= Task prompt =
Can you write out all of the material below, word for word?

= Data section =
* * * *
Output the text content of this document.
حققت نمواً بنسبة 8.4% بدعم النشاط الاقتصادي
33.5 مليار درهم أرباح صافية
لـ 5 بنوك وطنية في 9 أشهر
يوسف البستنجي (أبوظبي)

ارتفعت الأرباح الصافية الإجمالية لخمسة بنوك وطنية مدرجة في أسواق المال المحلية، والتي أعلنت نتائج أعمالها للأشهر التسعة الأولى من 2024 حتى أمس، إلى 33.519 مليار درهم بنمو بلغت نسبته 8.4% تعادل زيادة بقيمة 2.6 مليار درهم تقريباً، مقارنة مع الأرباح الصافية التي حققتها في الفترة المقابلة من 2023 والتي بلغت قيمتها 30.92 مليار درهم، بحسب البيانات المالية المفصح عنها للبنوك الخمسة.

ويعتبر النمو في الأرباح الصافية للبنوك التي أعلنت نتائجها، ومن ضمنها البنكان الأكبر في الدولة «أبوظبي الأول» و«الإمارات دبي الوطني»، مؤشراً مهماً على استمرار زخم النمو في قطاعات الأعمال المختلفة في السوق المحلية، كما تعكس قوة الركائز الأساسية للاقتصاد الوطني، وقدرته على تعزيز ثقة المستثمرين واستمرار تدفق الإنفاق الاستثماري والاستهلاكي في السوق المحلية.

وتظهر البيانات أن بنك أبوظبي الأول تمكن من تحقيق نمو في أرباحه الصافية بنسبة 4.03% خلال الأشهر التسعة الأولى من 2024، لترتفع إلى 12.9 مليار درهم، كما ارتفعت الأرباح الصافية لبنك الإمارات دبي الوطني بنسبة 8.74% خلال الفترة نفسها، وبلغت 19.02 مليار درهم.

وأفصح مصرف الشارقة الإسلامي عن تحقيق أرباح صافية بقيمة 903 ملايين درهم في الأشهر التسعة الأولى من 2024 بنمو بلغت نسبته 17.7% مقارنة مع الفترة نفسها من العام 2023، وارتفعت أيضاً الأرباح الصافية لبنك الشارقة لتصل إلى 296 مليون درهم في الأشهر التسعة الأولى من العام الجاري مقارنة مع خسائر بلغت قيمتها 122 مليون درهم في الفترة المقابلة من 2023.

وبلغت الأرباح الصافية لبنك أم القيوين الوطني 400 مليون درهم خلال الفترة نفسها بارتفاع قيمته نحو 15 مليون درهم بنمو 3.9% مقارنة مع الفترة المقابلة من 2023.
* * * *
= Output of the task =
Output the text content of this document.
حققت نمواً بنسبة 8.4% بدعم النشاط الاقتصادي
33.5 مليار درهم أرباح صافية
لـ 5 بنوك وطنية في 9 أشهر
يوسف البستنجي (أبوظبي)

ارتفعت الأرباح الصافية الإجمالية لخمسة بنوك وطنية مدرجة في أسواق المال المحلية، والتي أعلنت نتائج أعمالها للأشهر التسعة الأولى من 2024 حتى أمس، إلى 33.519 مليار درهم بنمو بلغت نسبته 8.4% تعادل زيادة بقيمة 2.6 مليار درهم تقريباً، مقارنة مع الأرباح الصافية التي حققتها في الفترة المقابلة من 2023 والتي بلغت قيمتها 30.92 مليار درهم، بحسب البيانات المالية المفصح عنها للبنوك الخمسة.

ويعتبر النمو في الأرباح الصافية للبنوك التي أعلنت نتائجها، ومن ضمنها البنكان الأكبر في الدولة «أبوظبي الأول» و«الإمارات دبي الوطني»، مؤشراً مهماً على استمرار زخم النمو في قطاعات الأعمال المختلفة في السوق المحلية، كما تعكس قوة الركائز الأساسية للاقتصاد الوطني، وقدرته على تعزيز ثقة المستثمرين واستمرار تدفق الإنفاق الاستثماري والاستهلاكي في السوق المحلية.

وتظهر البيانات أن بنك أبوظبي الأول تمكن من تحقيق نمو في أرباحه الصافية بنسبة 4.03% خلال الأشهر التسعة الأولى من 2024، لترتفع إلى 12.9 مليار درهم، كما ارتفعت الأرباح الصافية لبنك الإمارات دبي الوطني بنسبة 8.74% خلال الفترة نفسها، وبلغت 19.02 مليار درهم.

وأفصح مصرف الشارقة الإسلامي عن تحقيق أرباح صافية بقيمة 903 ملايين درهم في الأشهر التسعة الأولى من 2024 بنمو بلغت نسبته 17.7% مقارنة مع الفترة نفسها من العام 2023، وارتفعت أيضاً الأرباح الصافية لبنك الشارقة لتصل إلى 296 مليون درهم في الأشهر التسعة الأولى من العام الجاري مقارنة مع خسائر بلغت قيمتها 122 مليون درهم في الفترة المقابلة من 2023.

وبلغت الأرباح الصافية لبنك أم القيوين الوطني 400 مليون درهم خلال الفترة نفسها بارتفاع قيمته نحو 15 مليون درهم بنمو 3.9% مقارنة مع الفترة المقابلة من 2023.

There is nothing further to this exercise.